## Your goal
Gather every line below where "this" appears.

(Figure content listings)
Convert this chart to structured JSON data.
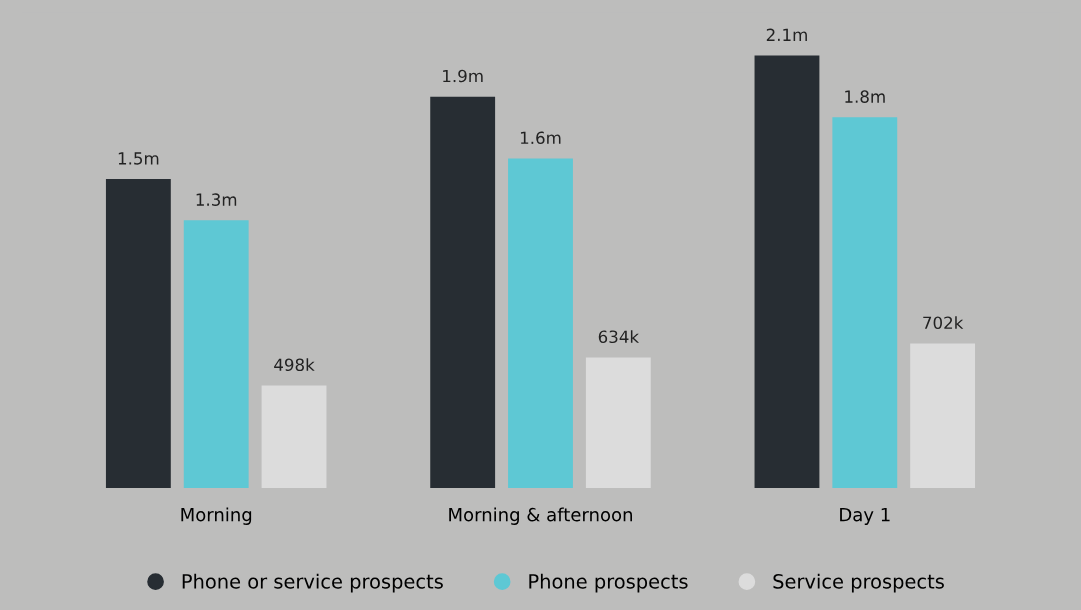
{
  "chart_data": {
    "type": "bar",
    "categories": [
      "Morning",
      "Morning & afternoon",
      "Day 1"
    ],
    "series": [
      {
        "name": "Phone or service prospects",
        "color": "#272d33",
        "values": [
          1500000,
          1900000,
          2100000
        ],
        "value_labels": [
          "1.5m",
          "1.9m",
          "2.1m"
        ]
      },
      {
        "name": "Phone prospects",
        "color": "#5ec8d4",
        "values": [
          1300000,
          1600000,
          1800000
        ],
        "value_labels": [
          "1.3m",
          "1.6m",
          "1.8m"
        ]
      },
      {
        "name": "Service prospects",
        "color": "#dcdcdc",
        "values": [
          498000,
          634000,
          702000
        ],
        "value_labels": [
          "498k",
          "634k",
          "702k"
        ]
      }
    ],
    "legend": "bottom",
    "grid": false
  }
}
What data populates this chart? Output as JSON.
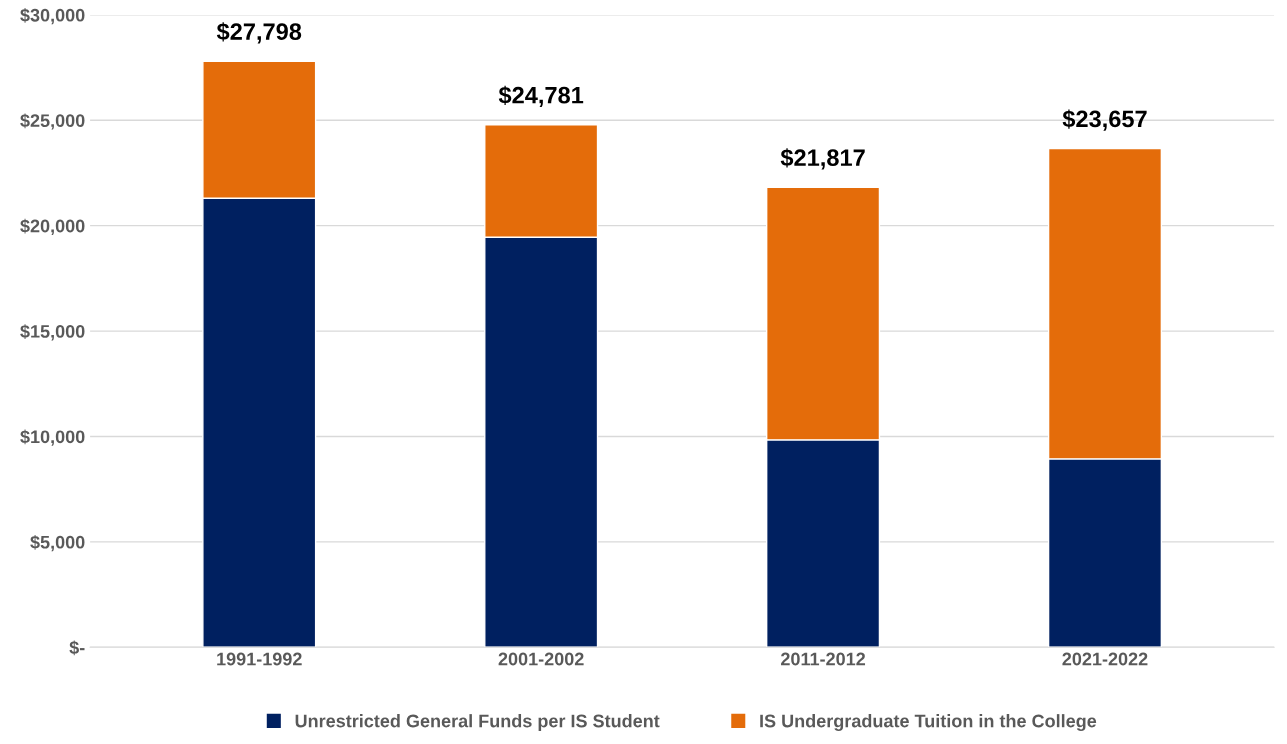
{
  "chart_data": {
    "type": "bar",
    "stacked": true,
    "categories": [
      "1991-1992",
      "2001-2002",
      "2011-2012",
      "2021-2022"
    ],
    "series": [
      {
        "name": "Unrestricted General Funds per IS Student",
        "color": "#002060",
        "values": [
          21300,
          19450,
          9840,
          8940
        ]
      },
      {
        "name": "IS Undergraduate Tuition in the College",
        "color": "#e46c0a",
        "values": [
          6498,
          5331,
          11977,
          14717
        ]
      }
    ],
    "totals": [
      "$27,798",
      "$24,781",
      "$21,817",
      "$23,657"
    ],
    "ylim": [
      0,
      30000
    ],
    "yticks": [
      {
        "value": 0,
        "label": "$-"
      },
      {
        "value": 5000,
        "label": "$5,000"
      },
      {
        "value": 10000,
        "label": "$10,000"
      },
      {
        "value": 15000,
        "label": "$15,000"
      },
      {
        "value": 20000,
        "label": "$20,000"
      },
      {
        "value": 25000,
        "label": "$25,000"
      },
      {
        "value": 30000,
        "label": "$30,000"
      }
    ],
    "grid": "y",
    "legend": "bottom"
  }
}
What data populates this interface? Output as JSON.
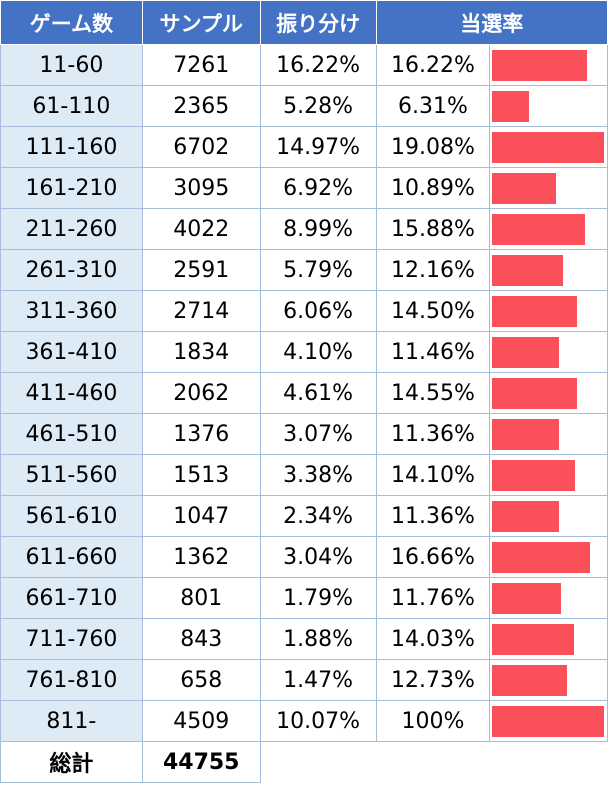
{
  "headers": {
    "games": "ゲーム数",
    "samples": "サンプル",
    "distribution": "振り分け",
    "win_rate": "当選率"
  },
  "chart_data": {
    "type": "table",
    "columns": [
      "ゲーム数",
      "サンプル",
      "振り分け",
      "当選率"
    ],
    "rows": [
      {
        "range": "11-60",
        "samples": "7261",
        "share": "16.22%",
        "rate": "16.22%",
        "rate_value": 16.22
      },
      {
        "range": "61-110",
        "samples": "2365",
        "share": "5.28%",
        "rate": "6.31%",
        "rate_value": 6.31
      },
      {
        "range": "111-160",
        "samples": "6702",
        "share": "14.97%",
        "rate": "19.08%",
        "rate_value": 19.08
      },
      {
        "range": "161-210",
        "samples": "3095",
        "share": "6.92%",
        "rate": "10.89%",
        "rate_value": 10.89
      },
      {
        "range": "211-260",
        "samples": "4022",
        "share": "8.99%",
        "rate": "15.88%",
        "rate_value": 15.88
      },
      {
        "range": "261-310",
        "samples": "2591",
        "share": "5.79%",
        "rate": "12.16%",
        "rate_value": 12.16
      },
      {
        "range": "311-360",
        "samples": "2714",
        "share": "6.06%",
        "rate": "14.50%",
        "rate_value": 14.5
      },
      {
        "range": "361-410",
        "samples": "1834",
        "share": "4.10%",
        "rate": "11.46%",
        "rate_value": 11.46
      },
      {
        "range": "411-460",
        "samples": "2062",
        "share": "4.61%",
        "rate": "14.55%",
        "rate_value": 14.55
      },
      {
        "range": "461-510",
        "samples": "1376",
        "share": "3.07%",
        "rate": "11.36%",
        "rate_value": 11.36
      },
      {
        "range": "511-560",
        "samples": "1513",
        "share": "3.38%",
        "rate": "14.10%",
        "rate_value": 14.1
      },
      {
        "range": "561-610",
        "samples": "1047",
        "share": "2.34%",
        "rate": "11.36%",
        "rate_value": 11.36
      },
      {
        "range": "611-660",
        "samples": "1362",
        "share": "3.04%",
        "rate": "16.66%",
        "rate_value": 16.66
      },
      {
        "range": "661-710",
        "samples": "801",
        "share": "1.79%",
        "rate": "11.76%",
        "rate_value": 11.76
      },
      {
        "range": "711-760",
        "samples": "843",
        "share": "1.88%",
        "rate": "14.03%",
        "rate_value": 14.03
      },
      {
        "range": "761-810",
        "samples": "658",
        "share": "1.47%",
        "rate": "12.73%",
        "rate_value": 12.73
      },
      {
        "range": "811-",
        "samples": "4509",
        "share": "10.07%",
        "rate": "100%",
        "rate_value": 100
      }
    ],
    "bar_scale_max": 19.08
  },
  "total": {
    "label": "総計",
    "value": "44755"
  },
  "colors": {
    "header_bg": "#4472c4",
    "range_bg": "#ddebf7",
    "bar": "#fa505a"
  }
}
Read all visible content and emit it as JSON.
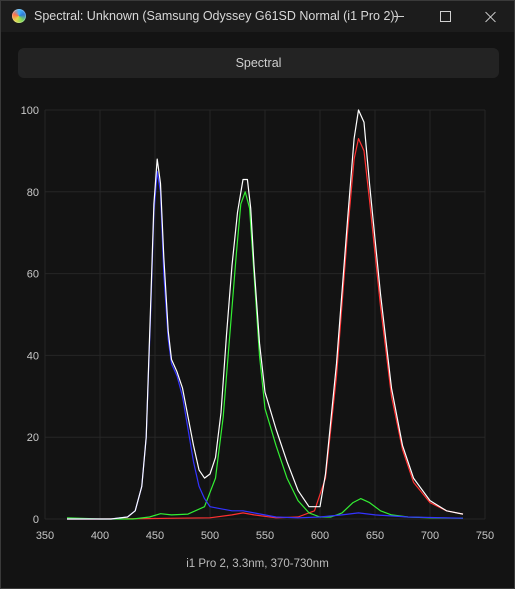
{
  "window": {
    "title": "Spectral: Unknown (Samsung Odyssey G61SD Normal (i1 Pro 2))",
    "icon": "displaycal-icon",
    "controls": [
      "minimize",
      "maximize",
      "close"
    ]
  },
  "header": {
    "label": "Spectral"
  },
  "footer": {
    "label": "i1 Pro 2, 3.3nm, 370-730nm"
  },
  "colors": {
    "background": "#131313",
    "grid": "#262626",
    "total": "#ffffff",
    "red": "#ff3030",
    "green": "#33ee33",
    "blue": "#3333ff"
  },
  "chart_data": {
    "type": "line",
    "xlabel": "",
    "ylabel": "",
    "xlim": [
      350,
      750
    ],
    "ylim": [
      0,
      100
    ],
    "x_ticks": [
      350,
      400,
      450,
      500,
      550,
      600,
      650,
      700,
      750
    ],
    "y_ticks": [
      0,
      20,
      40,
      60,
      80,
      100
    ],
    "grid": true,
    "series": [
      {
        "color": "#ff3030",
        "points": [
          [
            370,
            0
          ],
          [
            400,
            0
          ],
          [
            440,
            0.1
          ],
          [
            470,
            0.2
          ],
          [
            500,
            0.3
          ],
          [
            520,
            1
          ],
          [
            530,
            1.5
          ],
          [
            540,
            1
          ],
          [
            560,
            0.3
          ],
          [
            580,
            0.5
          ],
          [
            595,
            2
          ],
          [
            605,
            10
          ],
          [
            615,
            35
          ],
          [
            625,
            70
          ],
          [
            631,
            88
          ],
          [
            635,
            93
          ],
          [
            640,
            90
          ],
          [
            645,
            78
          ],
          [
            655,
            52
          ],
          [
            665,
            30
          ],
          [
            675,
            17
          ],
          [
            685,
            9
          ],
          [
            700,
            4
          ],
          [
            715,
            2
          ],
          [
            730,
            1.2
          ]
        ]
      },
      {
        "color": "#33ee33",
        "points": [
          [
            370,
            0.3
          ],
          [
            400,
            0
          ],
          [
            430,
            0
          ],
          [
            445,
            0.5
          ],
          [
            455,
            1.3
          ],
          [
            465,
            1
          ],
          [
            480,
            1.2
          ],
          [
            495,
            3
          ],
          [
            505,
            10
          ],
          [
            512,
            25
          ],
          [
            518,
            45
          ],
          [
            524,
            65
          ],
          [
            528,
            77
          ],
          [
            532,
            80
          ],
          [
            536,
            76
          ],
          [
            540,
            60
          ],
          [
            545,
            40
          ],
          [
            550,
            27
          ],
          [
            560,
            18
          ],
          [
            570,
            10
          ],
          [
            580,
            4.5
          ],
          [
            590,
            1.5
          ],
          [
            600,
            0.5
          ],
          [
            610,
            0.5
          ],
          [
            620,
            1.5
          ],
          [
            630,
            4
          ],
          [
            637,
            5
          ],
          [
            645,
            4
          ],
          [
            655,
            2
          ],
          [
            665,
            1
          ],
          [
            680,
            0.5
          ],
          [
            700,
            0.3
          ],
          [
            730,
            0.2
          ]
        ]
      },
      {
        "color": "#3333ff",
        "points": [
          [
            370,
            0
          ],
          [
            410,
            0
          ],
          [
            425,
            0.5
          ],
          [
            432,
            2
          ],
          [
            438,
            8
          ],
          [
            442,
            20
          ],
          [
            446,
            50
          ],
          [
            449,
            75
          ],
          [
            452,
            85
          ],
          [
            455,
            80
          ],
          [
            458,
            60
          ],
          [
            462,
            44
          ],
          [
            465,
            38
          ],
          [
            470,
            35
          ],
          [
            475,
            30
          ],
          [
            480,
            22
          ],
          [
            485,
            14
          ],
          [
            490,
            8
          ],
          [
            495,
            5
          ],
          [
            500,
            3
          ],
          [
            510,
            2.5
          ],
          [
            520,
            2
          ],
          [
            530,
            2
          ],
          [
            540,
            1.5
          ],
          [
            560,
            0.5
          ],
          [
            580,
            0.3
          ],
          [
            600,
            0.5
          ],
          [
            620,
            1
          ],
          [
            635,
            1.5
          ],
          [
            650,
            1
          ],
          [
            680,
            0.5
          ],
          [
            730,
            0.2
          ]
        ]
      },
      {
        "color": "#ffffff",
        "points": [
          [
            370,
            0
          ],
          [
            410,
            0
          ],
          [
            425,
            0.5
          ],
          [
            432,
            2
          ],
          [
            438,
            8
          ],
          [
            442,
            20
          ],
          [
            446,
            52
          ],
          [
            449,
            77
          ],
          [
            452,
            88
          ],
          [
            455,
            82
          ],
          [
            458,
            64
          ],
          [
            462,
            46
          ],
          [
            465,
            39
          ],
          [
            470,
            36
          ],
          [
            475,
            32
          ],
          [
            480,
            25
          ],
          [
            485,
            18
          ],
          [
            490,
            12
          ],
          [
            495,
            10
          ],
          [
            500,
            11
          ],
          [
            505,
            15
          ],
          [
            510,
            26
          ],
          [
            515,
            45
          ],
          [
            520,
            62
          ],
          [
            525,
            75
          ],
          [
            530,
            83
          ],
          [
            534,
            83
          ],
          [
            537,
            76
          ],
          [
            540,
            62
          ],
          [
            545,
            43
          ],
          [
            550,
            31
          ],
          [
            560,
            22
          ],
          [
            570,
            14
          ],
          [
            580,
            7
          ],
          [
            590,
            3
          ],
          [
            600,
            3
          ],
          [
            605,
            11
          ],
          [
            615,
            38
          ],
          [
            625,
            73
          ],
          [
            631,
            93
          ],
          [
            635,
            100
          ],
          [
            640,
            97
          ],
          [
            645,
            82
          ],
          [
            655,
            55
          ],
          [
            665,
            32
          ],
          [
            675,
            18
          ],
          [
            685,
            10
          ],
          [
            700,
            4.5
          ],
          [
            715,
            2
          ],
          [
            730,
            1.2
          ]
        ]
      }
    ]
  }
}
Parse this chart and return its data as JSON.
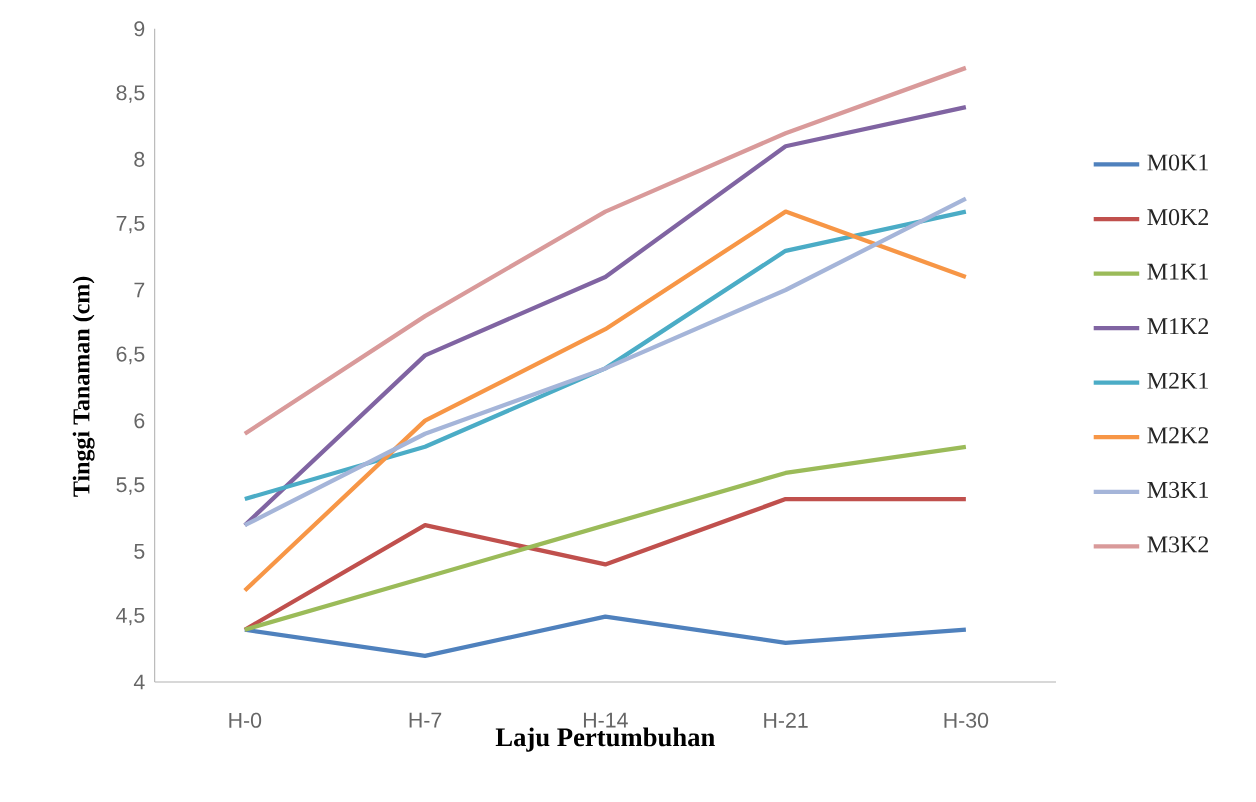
{
  "chart_data": {
    "type": "line",
    "xlabel": "Laju Pertumbuhan",
    "ylabel": "Tinggi Tanaman (cm)",
    "categories": [
      "H-0",
      "H-7",
      "H-14",
      "H-21",
      "H-30"
    ],
    "ylim": [
      4,
      9
    ],
    "yticks": [
      4,
      {
        "value": 4.5,
        "label": "4,5"
      },
      5,
      {
        "value": 5.5,
        "label": "5,5"
      },
      6,
      {
        "value": 6.5,
        "label": "6,5"
      },
      7,
      {
        "value": 7.5,
        "label": "7,5"
      },
      8,
      {
        "value": 8.5,
        "label": "8,5"
      },
      9
    ],
    "grid": false,
    "legend": "right",
    "marker": "none",
    "line_style": "solid",
    "series": [
      {
        "name": "M0K1",
        "color": "#4f81bd",
        "values": [
          4.4,
          4.2,
          4.5,
          4.3,
          4.4
        ]
      },
      {
        "name": "M0K2",
        "color": "#c0504d",
        "values": [
          4.4,
          5.2,
          4.9,
          5.4,
          5.4
        ]
      },
      {
        "name": "M1K1",
        "color": "#9bbb59",
        "values": [
          4.4,
          4.8,
          5.2,
          5.6,
          5.8
        ]
      },
      {
        "name": "M1K2",
        "color": "#8064a2",
        "values": [
          5.2,
          6.5,
          7.1,
          8.1,
          8.4
        ]
      },
      {
        "name": "M2K1",
        "color": "#4bacc6",
        "values": [
          5.4,
          5.8,
          6.4,
          7.3,
          7.6
        ]
      },
      {
        "name": "M2K2",
        "color": "#f79646",
        "values": [
          4.7,
          6.0,
          6.7,
          7.6,
          7.1
        ]
      },
      {
        "name": "M3K1",
        "color": "#a5b5d9",
        "values": [
          5.2,
          5.9,
          6.4,
          7.0,
          7.7
        ]
      },
      {
        "name": "M3K2",
        "color": "#d99a9a",
        "values": [
          5.9,
          6.8,
          7.6,
          8.2,
          8.7
        ]
      }
    ]
  }
}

## Finished answer
Convert this chart to structured JSON data.
What data populates this chart? Output as JSON.
What data populates this interface? Output as JSON.
Parse this chart and return its data as JSON.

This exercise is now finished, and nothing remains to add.